== SET PROBLEM ==
Scan the listing below and copy every line holding "kepada".

== DATASET ==
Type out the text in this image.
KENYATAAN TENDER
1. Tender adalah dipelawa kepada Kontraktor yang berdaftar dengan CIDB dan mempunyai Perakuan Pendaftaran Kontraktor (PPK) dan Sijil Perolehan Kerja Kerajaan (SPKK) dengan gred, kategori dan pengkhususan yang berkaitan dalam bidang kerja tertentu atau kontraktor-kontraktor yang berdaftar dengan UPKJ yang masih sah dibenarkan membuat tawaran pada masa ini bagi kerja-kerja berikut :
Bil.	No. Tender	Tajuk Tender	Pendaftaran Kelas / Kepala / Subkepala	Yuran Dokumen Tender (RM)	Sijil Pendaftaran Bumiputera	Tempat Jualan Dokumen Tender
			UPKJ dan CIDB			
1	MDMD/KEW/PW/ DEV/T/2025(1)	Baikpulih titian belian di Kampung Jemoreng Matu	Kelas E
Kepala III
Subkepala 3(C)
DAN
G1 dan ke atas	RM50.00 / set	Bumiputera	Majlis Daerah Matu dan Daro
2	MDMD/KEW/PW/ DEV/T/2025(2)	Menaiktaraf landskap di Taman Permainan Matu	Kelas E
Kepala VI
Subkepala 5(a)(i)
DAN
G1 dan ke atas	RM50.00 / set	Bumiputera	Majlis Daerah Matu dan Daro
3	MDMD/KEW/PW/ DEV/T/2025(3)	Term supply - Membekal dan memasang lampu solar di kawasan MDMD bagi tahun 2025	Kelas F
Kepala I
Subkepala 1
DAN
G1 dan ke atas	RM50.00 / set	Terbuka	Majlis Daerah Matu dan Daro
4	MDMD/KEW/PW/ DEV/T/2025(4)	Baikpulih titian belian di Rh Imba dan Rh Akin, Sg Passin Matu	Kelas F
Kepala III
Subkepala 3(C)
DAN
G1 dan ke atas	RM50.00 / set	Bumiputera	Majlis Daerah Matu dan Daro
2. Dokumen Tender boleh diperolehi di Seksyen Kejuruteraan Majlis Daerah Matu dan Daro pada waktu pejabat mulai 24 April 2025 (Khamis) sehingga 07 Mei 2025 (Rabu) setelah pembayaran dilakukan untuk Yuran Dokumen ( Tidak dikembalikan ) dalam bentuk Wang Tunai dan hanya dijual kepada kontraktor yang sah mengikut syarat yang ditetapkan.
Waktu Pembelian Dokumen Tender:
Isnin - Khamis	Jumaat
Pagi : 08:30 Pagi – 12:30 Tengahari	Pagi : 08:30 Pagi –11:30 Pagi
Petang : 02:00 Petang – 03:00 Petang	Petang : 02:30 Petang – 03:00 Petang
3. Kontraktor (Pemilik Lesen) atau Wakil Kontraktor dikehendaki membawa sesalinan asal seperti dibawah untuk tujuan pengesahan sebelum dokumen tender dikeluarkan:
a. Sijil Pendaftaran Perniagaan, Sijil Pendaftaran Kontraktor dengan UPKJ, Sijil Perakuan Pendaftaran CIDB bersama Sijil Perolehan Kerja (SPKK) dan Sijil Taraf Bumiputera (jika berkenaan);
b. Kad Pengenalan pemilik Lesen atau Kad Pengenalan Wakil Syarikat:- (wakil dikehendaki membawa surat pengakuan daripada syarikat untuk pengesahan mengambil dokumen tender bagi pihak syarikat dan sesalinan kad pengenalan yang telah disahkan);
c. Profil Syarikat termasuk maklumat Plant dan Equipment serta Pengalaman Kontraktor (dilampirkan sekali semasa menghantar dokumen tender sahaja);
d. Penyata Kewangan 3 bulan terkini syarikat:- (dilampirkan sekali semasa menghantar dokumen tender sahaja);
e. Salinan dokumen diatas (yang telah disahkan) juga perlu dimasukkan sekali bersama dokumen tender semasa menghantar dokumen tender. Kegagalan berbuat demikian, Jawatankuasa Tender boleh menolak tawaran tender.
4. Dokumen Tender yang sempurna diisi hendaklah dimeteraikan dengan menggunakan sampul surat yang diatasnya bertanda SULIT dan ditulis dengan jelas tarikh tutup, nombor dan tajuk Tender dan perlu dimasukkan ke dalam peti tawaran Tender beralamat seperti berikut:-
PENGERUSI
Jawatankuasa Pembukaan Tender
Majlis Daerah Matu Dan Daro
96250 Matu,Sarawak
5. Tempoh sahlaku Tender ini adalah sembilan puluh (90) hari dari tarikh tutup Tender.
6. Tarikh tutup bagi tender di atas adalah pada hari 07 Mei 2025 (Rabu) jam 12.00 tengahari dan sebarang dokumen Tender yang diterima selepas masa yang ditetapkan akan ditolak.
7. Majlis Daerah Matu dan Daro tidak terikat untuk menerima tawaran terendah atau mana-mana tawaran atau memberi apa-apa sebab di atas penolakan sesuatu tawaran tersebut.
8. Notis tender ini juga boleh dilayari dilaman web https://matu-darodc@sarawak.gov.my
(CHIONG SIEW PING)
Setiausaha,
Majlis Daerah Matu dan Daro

== COMPLETE OUTPUT ==
1. Tender adalah dipelawa kepada Kontraktor yang berdaftar dengan CIDB dan mempunyai Perakuan Pendaftaran Kontraktor (PPK) dan Sijil Perolehan Kerja Kerajaan (SPKK) dengan gred, kategori dan pengkhususan yang berkaitan dalam bidang kerja tertentu atau kontraktor-kontraktor yang berdaftar dengan UPKJ yang masih sah dibenarkan membuat tawaran pada masa ini bagi kerja-kerja berikut :
2. Dokumen Tender boleh diperolehi di Seksyen Kejuruteraan Majlis Daerah Matu dan Daro pada waktu pejabat mulai 24 April 2025 (Khamis) sehingga 07 Mei 2025 (Rabu) setelah pembayaran dilakukan untuk Yuran Dokumen ( Tidak dikembalikan ) dalam bentuk Wang Tunai dan hanya dijual kepada kontraktor yang sah mengikut syarat yang ditetapkan.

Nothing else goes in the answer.